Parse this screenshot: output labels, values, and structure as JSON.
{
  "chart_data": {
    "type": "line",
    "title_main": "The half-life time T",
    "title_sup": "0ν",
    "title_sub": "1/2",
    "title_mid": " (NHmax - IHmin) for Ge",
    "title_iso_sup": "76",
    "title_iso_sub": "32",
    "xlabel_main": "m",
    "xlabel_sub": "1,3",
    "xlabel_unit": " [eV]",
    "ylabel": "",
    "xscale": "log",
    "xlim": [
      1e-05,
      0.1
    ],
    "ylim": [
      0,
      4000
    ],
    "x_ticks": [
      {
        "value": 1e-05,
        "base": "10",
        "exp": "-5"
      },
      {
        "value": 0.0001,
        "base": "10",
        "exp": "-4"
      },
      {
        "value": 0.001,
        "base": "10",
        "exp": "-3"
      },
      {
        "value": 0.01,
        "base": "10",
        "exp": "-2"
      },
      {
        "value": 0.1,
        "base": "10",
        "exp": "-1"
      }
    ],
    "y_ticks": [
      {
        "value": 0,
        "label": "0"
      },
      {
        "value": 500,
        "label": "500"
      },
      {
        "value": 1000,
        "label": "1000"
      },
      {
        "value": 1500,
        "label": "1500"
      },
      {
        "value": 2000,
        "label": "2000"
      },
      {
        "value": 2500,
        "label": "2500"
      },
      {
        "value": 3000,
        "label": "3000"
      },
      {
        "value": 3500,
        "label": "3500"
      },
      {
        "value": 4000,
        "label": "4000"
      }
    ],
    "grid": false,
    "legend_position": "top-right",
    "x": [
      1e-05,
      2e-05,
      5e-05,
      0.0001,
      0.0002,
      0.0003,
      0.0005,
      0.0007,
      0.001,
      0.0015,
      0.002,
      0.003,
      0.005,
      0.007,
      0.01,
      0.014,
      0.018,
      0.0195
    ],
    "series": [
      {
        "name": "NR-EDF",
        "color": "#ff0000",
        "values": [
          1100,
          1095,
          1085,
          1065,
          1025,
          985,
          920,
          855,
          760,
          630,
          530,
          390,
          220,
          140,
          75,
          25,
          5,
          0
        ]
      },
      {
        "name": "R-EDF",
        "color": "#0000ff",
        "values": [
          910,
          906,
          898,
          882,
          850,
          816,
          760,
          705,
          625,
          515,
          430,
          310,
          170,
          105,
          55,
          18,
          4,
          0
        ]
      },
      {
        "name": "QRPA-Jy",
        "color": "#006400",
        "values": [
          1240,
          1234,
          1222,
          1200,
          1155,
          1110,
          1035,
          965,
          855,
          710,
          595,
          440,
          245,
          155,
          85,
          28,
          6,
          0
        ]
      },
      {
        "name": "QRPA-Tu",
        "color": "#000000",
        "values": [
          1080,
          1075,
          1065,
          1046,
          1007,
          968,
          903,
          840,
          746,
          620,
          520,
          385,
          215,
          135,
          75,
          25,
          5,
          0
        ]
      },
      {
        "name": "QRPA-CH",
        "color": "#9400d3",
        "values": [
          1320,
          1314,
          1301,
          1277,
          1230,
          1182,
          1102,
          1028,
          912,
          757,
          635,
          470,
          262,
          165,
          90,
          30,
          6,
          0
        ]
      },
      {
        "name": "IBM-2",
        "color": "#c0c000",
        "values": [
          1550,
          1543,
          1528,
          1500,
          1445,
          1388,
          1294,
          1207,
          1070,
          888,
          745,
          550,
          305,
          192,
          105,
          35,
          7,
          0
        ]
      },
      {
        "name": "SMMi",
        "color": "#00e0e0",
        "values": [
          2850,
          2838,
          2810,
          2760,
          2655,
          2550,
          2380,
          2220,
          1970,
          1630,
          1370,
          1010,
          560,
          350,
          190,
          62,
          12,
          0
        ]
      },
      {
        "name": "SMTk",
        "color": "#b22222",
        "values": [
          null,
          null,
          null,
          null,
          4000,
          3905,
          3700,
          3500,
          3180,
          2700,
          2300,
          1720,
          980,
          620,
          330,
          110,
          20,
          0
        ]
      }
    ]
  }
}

### What the exercise asks
Extract all the material, leaving every line as it is.

### Answer for this exercise
Parse this screenshot: output labels, values, and structure as JSON.
{
  "chart_data": {
    "type": "line",
    "title_main": "The half-life time T",
    "title_sup": "0ν",
    "title_sub": "1/2",
    "title_mid": " (NHmax - IHmin) for Ge",
    "title_iso_sup": "76",
    "title_iso_sub": "32",
    "xlabel_main": "m",
    "xlabel_sub": "1,3",
    "xlabel_unit": " [eV]",
    "ylabel": "",
    "xscale": "log",
    "xlim": [
      1e-05,
      0.1
    ],
    "ylim": [
      0,
      4000
    ],
    "x_ticks": [
      {
        "value": 1e-05,
        "base": "10",
        "exp": "-5"
      },
      {
        "value": 0.0001,
        "base": "10",
        "exp": "-4"
      },
      {
        "value": 0.001,
        "base": "10",
        "exp": "-3"
      },
      {
        "value": 0.01,
        "base": "10",
        "exp": "-2"
      },
      {
        "value": 0.1,
        "base": "10",
        "exp": "-1"
      }
    ],
    "y_ticks": [
      {
        "value": 0,
        "label": "0"
      },
      {
        "value": 500,
        "label": "500"
      },
      {
        "value": 1000,
        "label": "1000"
      },
      {
        "value": 1500,
        "label": "1500"
      },
      {
        "value": 2000,
        "label": "2000"
      },
      {
        "value": 2500,
        "label": "2500"
      },
      {
        "value": 3000,
        "label": "3000"
      },
      {
        "value": 3500,
        "label": "3500"
      },
      {
        "value": 4000,
        "label": "4000"
      }
    ],
    "grid": false,
    "legend_position": "top-right",
    "x": [
      1e-05,
      2e-05,
      5e-05,
      0.0001,
      0.0002,
      0.0003,
      0.0005,
      0.0007,
      0.001,
      0.0015,
      0.002,
      0.003,
      0.005,
      0.007,
      0.01,
      0.014,
      0.018,
      0.0195
    ],
    "series": [
      {
        "name": "NR-EDF",
        "color": "#ff0000",
        "values": [
          1100,
          1095,
          1085,
          1065,
          1025,
          985,
          920,
          855,
          760,
          630,
          530,
          390,
          220,
          140,
          75,
          25,
          5,
          0
        ]
      },
      {
        "name": "R-EDF",
        "color": "#0000ff",
        "values": [
          910,
          906,
          898,
          882,
          850,
          816,
          760,
          705,
          625,
          515,
          430,
          310,
          170,
          105,
          55,
          18,
          4,
          0
        ]
      },
      {
        "name": "QRPA-Jy",
        "color": "#006400",
        "values": [
          1240,
          1234,
          1222,
          1200,
          1155,
          1110,
          1035,
          965,
          855,
          710,
          595,
          440,
          245,
          155,
          85,
          28,
          6,
          0
        ]
      },
      {
        "name": "QRPA-Tu",
        "color": "#000000",
        "values": [
          1080,
          1075,
          1065,
          1046,
          1007,
          968,
          903,
          840,
          746,
          620,
          520,
          385,
          215,
          135,
          75,
          25,
          5,
          0
        ]
      },
      {
        "name": "QRPA-CH",
        "color": "#9400d3",
        "values": [
          1320,
          1314,
          1301,
          1277,
          1230,
          1182,
          1102,
          1028,
          912,
          757,
          635,
          470,
          262,
          165,
          90,
          30,
          6,
          0
        ]
      },
      {
        "name": "IBM-2",
        "color": "#c0c000",
        "values": [
          1550,
          1543,
          1528,
          1500,
          1445,
          1388,
          1294,
          1207,
          1070,
          888,
          745,
          550,
          305,
          192,
          105,
          35,
          7,
          0
        ]
      },
      {
        "name": "SMMi",
        "color": "#00e0e0",
        "values": [
          2850,
          2838,
          2810,
          2760,
          2655,
          2550,
          2380,
          2220,
          1970,
          1630,
          1370,
          1010,
          560,
          350,
          190,
          62,
          12,
          0
        ]
      },
      {
        "name": "SMTk",
        "color": "#b22222",
        "values": [
          null,
          null,
          null,
          null,
          4000,
          3905,
          3700,
          3500,
          3180,
          2700,
          2300,
          1720,
          980,
          620,
          330,
          110,
          20,
          0
        ]
      }
    ]
  }
}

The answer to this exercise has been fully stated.